PROBLEM TO WORK ON:
Locate the string "Move" throughout the material and copy every line in which it occurs.

** START OF STORED DATA **

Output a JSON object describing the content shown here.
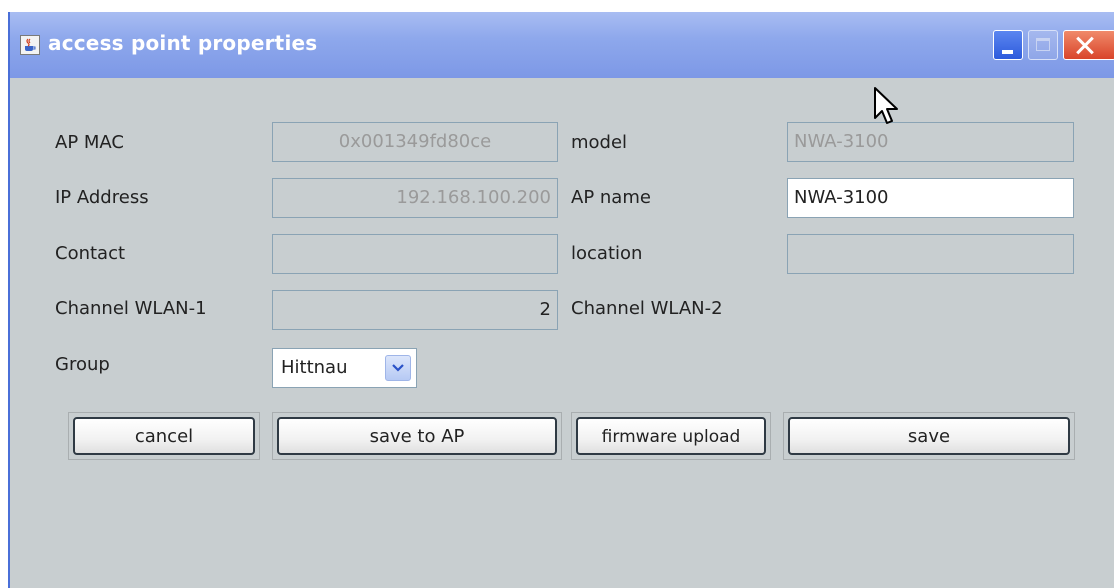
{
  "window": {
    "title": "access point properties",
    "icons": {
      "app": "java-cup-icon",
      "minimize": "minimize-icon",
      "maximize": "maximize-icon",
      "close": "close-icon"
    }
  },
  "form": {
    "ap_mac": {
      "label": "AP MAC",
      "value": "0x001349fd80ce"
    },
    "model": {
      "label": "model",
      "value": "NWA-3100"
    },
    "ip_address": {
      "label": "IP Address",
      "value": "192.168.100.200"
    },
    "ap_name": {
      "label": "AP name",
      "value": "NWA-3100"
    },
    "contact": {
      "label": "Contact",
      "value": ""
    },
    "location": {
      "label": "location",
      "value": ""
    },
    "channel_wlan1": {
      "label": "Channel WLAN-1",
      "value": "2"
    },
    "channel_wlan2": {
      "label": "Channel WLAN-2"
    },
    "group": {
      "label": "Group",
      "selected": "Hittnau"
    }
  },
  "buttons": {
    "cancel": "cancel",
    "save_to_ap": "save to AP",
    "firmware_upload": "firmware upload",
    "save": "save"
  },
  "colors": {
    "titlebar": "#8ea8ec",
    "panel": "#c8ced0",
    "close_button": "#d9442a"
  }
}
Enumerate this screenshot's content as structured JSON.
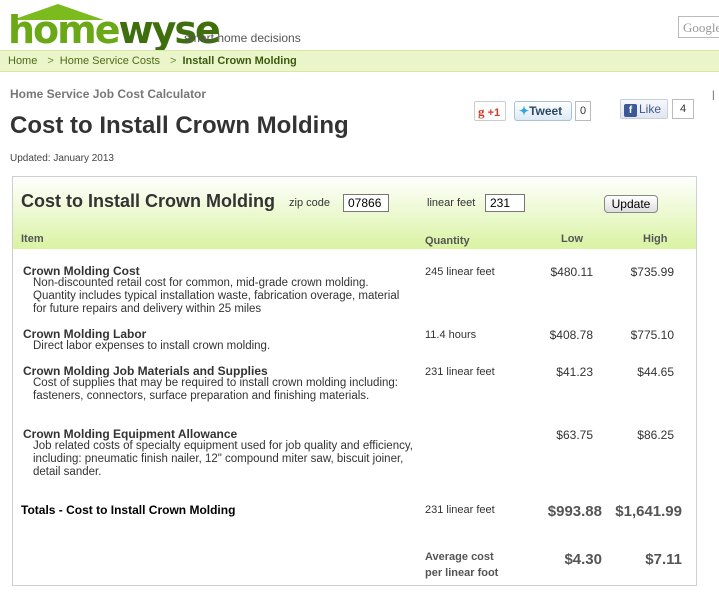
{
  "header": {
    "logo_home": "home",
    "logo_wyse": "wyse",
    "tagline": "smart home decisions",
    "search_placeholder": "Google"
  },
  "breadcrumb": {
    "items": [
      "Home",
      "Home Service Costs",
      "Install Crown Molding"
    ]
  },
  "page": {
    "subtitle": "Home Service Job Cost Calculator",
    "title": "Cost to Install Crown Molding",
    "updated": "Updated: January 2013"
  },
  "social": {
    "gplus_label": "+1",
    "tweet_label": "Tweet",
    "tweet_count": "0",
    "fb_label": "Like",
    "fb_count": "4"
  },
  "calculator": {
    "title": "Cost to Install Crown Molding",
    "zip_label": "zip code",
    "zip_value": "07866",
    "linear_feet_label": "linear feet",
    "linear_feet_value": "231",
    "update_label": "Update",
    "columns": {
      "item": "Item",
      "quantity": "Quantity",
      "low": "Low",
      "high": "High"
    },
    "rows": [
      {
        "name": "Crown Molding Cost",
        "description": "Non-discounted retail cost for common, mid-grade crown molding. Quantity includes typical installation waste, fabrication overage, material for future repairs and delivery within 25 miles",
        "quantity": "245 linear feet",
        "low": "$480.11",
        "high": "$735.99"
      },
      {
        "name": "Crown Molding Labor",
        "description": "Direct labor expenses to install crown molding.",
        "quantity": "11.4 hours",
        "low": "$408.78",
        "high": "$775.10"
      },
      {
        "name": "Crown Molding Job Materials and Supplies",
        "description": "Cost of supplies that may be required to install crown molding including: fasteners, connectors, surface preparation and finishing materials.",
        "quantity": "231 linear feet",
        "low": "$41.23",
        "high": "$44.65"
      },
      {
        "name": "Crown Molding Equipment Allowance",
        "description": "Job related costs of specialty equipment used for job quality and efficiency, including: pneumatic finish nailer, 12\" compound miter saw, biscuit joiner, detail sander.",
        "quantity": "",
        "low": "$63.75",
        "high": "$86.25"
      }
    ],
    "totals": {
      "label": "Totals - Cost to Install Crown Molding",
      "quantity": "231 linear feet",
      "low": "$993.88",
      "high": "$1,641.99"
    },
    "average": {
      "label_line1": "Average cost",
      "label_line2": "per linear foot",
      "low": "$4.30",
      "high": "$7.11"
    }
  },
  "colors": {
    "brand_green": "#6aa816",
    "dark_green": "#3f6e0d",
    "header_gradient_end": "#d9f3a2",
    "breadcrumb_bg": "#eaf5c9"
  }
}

** END OF STORED DATA **
** START OF STORED DATA **

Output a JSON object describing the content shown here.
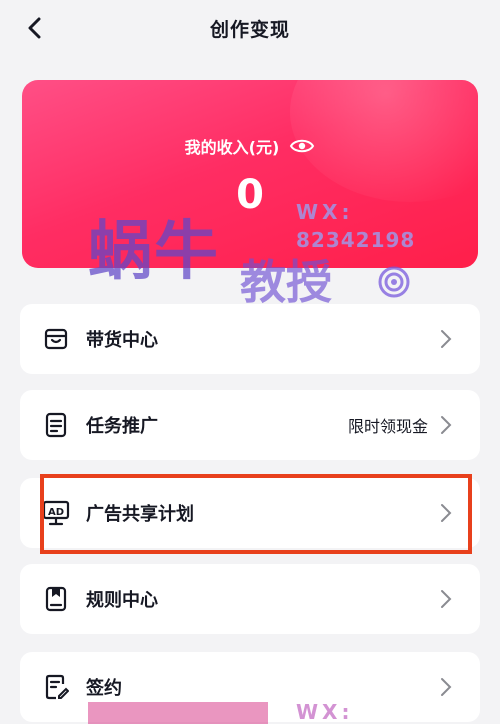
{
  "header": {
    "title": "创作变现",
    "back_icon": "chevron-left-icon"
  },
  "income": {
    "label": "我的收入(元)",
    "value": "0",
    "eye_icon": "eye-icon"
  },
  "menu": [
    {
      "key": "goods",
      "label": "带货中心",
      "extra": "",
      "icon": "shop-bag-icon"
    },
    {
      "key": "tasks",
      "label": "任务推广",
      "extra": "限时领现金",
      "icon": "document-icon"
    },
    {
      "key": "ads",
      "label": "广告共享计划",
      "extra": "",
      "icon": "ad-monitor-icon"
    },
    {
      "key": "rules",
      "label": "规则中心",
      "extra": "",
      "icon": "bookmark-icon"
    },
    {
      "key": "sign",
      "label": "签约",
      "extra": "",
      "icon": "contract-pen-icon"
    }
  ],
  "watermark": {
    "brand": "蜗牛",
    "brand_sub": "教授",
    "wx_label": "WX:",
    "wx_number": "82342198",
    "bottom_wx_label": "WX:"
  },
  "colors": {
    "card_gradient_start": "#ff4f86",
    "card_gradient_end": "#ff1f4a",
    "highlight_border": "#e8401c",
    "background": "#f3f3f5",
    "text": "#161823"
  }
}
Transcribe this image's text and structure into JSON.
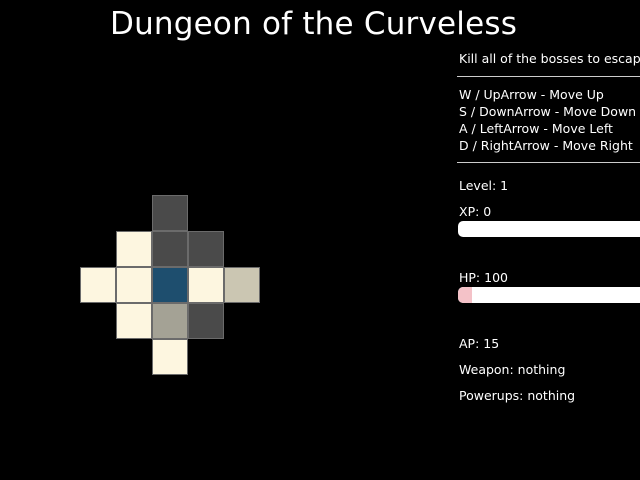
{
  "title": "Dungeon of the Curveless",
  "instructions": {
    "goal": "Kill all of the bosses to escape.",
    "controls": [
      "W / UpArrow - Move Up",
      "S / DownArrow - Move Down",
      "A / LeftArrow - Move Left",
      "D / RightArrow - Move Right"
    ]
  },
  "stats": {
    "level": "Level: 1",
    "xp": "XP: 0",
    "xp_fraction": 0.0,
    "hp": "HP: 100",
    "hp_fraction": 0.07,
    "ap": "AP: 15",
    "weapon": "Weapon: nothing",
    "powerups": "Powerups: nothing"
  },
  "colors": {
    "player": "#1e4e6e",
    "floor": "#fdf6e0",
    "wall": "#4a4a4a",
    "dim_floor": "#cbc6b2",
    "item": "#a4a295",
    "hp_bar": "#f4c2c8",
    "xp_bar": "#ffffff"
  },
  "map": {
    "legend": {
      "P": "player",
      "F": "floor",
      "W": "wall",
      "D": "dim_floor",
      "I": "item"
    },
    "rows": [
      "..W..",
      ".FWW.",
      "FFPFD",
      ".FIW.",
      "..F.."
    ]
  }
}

** END OF STORED DATA **
** START OF STORED DATA **

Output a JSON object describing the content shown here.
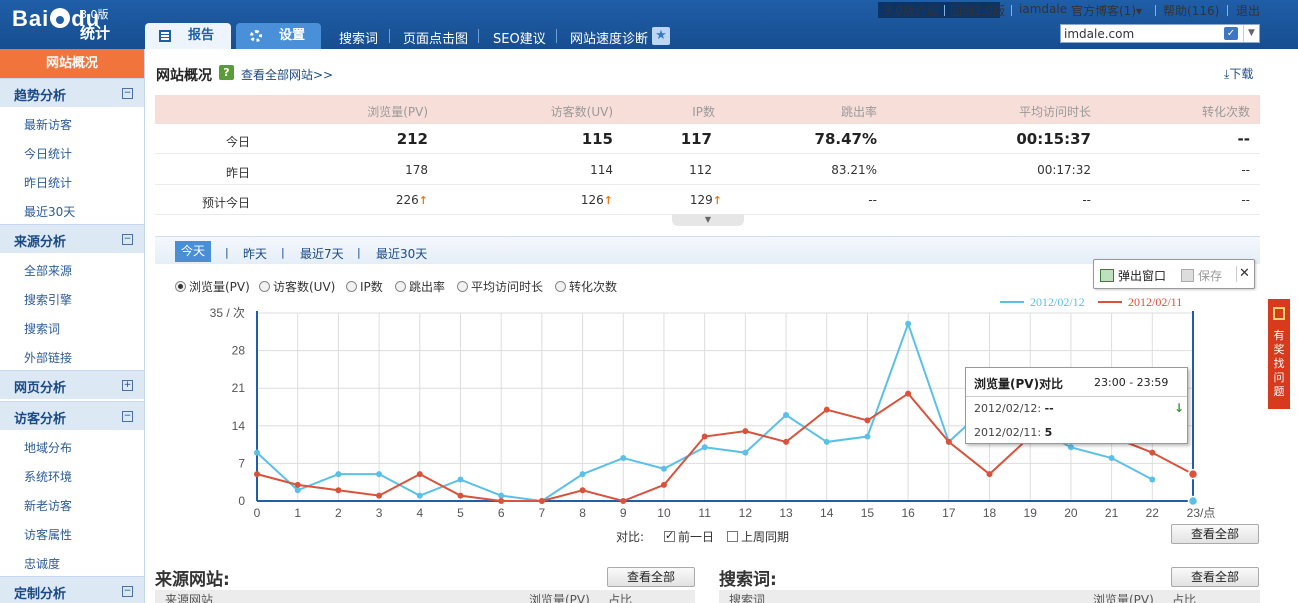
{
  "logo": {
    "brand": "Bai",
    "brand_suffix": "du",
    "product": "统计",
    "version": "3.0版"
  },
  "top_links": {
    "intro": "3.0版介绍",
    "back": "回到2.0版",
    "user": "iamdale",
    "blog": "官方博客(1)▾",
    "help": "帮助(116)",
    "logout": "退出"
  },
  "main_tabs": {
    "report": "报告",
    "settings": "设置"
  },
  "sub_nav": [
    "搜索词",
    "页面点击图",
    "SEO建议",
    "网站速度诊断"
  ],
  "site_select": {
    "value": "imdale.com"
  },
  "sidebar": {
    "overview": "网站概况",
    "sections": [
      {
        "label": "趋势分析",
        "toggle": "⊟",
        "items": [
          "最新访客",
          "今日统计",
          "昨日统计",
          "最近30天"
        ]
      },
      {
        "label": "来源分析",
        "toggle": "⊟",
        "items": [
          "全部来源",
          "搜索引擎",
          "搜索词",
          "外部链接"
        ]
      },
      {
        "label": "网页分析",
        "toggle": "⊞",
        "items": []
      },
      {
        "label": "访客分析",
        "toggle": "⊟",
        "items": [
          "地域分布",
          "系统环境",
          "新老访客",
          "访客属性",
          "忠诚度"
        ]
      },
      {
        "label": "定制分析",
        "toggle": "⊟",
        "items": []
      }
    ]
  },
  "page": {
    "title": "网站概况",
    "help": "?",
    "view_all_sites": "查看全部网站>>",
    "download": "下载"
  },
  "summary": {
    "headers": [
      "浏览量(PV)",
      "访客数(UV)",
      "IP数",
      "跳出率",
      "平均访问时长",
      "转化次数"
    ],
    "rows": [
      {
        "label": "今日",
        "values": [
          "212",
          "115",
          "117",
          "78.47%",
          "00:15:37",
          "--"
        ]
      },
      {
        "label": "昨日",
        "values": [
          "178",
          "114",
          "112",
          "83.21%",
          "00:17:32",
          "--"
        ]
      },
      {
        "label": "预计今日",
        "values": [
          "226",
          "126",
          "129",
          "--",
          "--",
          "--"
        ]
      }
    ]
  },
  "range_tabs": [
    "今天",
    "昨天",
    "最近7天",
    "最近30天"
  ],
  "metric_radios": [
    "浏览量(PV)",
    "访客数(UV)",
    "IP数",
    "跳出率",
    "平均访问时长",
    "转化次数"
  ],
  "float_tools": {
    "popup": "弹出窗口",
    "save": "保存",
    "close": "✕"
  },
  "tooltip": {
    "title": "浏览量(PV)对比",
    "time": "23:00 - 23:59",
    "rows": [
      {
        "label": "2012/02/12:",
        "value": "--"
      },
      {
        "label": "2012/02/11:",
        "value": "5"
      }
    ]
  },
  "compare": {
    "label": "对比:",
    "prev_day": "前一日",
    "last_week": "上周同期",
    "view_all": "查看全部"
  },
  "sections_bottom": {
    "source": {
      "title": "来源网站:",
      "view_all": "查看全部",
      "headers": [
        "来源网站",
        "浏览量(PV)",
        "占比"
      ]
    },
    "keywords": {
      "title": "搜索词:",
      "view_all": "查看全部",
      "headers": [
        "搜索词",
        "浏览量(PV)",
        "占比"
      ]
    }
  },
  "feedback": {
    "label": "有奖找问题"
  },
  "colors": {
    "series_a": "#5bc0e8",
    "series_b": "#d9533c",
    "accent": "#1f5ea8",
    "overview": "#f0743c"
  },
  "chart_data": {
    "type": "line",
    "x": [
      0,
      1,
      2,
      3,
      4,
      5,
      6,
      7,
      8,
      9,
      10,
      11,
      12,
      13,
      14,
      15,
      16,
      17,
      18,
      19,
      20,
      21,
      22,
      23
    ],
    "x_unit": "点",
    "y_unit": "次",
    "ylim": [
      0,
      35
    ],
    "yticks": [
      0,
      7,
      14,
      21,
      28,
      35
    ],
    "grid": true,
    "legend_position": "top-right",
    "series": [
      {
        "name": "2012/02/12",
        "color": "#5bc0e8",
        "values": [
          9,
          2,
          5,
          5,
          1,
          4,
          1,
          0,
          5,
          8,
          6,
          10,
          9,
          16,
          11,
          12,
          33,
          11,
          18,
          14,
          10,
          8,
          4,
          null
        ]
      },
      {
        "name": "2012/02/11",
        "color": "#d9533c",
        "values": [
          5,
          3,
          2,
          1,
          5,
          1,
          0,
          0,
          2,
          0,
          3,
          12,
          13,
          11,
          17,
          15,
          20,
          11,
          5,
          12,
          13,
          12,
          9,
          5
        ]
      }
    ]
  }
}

** END OF STORED DATA **

RESULT:
      "W / UpArrow - Move Up",
      "S / DownArrow - Move Down",
      "A / LeftArrow - Move Left",
      "D / RightArrow - Move Right"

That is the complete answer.